(Extracts from a graphics dataset)
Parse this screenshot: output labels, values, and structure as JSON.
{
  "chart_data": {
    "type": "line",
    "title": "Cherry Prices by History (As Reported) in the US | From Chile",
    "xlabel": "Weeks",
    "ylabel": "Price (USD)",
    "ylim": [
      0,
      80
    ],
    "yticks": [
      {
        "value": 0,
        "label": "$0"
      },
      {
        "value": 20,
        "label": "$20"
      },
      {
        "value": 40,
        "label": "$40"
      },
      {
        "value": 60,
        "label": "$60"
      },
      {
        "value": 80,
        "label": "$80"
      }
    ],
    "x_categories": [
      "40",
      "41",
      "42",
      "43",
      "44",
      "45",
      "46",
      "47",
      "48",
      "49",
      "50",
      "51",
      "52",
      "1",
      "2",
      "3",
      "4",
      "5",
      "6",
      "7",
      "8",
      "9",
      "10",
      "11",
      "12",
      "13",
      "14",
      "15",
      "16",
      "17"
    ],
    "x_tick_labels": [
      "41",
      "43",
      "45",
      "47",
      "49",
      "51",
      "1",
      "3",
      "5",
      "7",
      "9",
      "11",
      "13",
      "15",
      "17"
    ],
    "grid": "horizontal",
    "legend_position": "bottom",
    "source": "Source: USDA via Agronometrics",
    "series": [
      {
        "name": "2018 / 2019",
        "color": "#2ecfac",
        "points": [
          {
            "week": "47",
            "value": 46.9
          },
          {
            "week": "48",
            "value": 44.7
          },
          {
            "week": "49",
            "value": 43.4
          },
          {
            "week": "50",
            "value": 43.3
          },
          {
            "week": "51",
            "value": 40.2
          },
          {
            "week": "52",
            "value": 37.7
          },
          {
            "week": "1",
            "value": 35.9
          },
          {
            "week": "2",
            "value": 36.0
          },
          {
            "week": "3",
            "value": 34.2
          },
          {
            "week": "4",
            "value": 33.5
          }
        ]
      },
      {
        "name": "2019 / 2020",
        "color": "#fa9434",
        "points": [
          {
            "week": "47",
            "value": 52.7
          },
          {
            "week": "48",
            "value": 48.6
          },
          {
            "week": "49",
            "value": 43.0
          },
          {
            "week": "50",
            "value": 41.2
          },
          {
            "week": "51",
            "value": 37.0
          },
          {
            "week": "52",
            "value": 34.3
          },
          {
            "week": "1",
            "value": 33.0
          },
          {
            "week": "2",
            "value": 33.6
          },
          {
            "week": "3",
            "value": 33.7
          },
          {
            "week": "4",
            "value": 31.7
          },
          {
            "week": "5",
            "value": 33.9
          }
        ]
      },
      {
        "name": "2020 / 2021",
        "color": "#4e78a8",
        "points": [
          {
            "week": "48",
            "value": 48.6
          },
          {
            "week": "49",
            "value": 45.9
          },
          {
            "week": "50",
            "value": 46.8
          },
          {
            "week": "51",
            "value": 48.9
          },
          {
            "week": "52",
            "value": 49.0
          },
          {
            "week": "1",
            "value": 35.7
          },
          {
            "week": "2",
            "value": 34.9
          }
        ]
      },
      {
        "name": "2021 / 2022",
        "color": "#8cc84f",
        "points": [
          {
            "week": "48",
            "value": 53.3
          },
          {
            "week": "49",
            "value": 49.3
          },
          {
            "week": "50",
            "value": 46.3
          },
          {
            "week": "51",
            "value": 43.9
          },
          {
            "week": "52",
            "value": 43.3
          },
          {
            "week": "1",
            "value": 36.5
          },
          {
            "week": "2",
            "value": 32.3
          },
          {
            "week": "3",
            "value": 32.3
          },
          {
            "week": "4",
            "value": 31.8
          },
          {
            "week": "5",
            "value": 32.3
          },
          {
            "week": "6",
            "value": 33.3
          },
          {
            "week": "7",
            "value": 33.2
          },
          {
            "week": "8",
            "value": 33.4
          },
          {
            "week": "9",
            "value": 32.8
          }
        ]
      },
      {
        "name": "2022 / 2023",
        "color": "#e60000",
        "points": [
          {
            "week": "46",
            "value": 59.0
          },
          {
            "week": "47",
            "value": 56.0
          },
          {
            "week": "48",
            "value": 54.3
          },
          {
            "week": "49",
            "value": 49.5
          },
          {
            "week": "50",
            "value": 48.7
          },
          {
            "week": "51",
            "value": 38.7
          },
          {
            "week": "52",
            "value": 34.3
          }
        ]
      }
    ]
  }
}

# Task requirements:
Count the lines that hold the string "name" and state that number alone.

# Output for this exercise:
5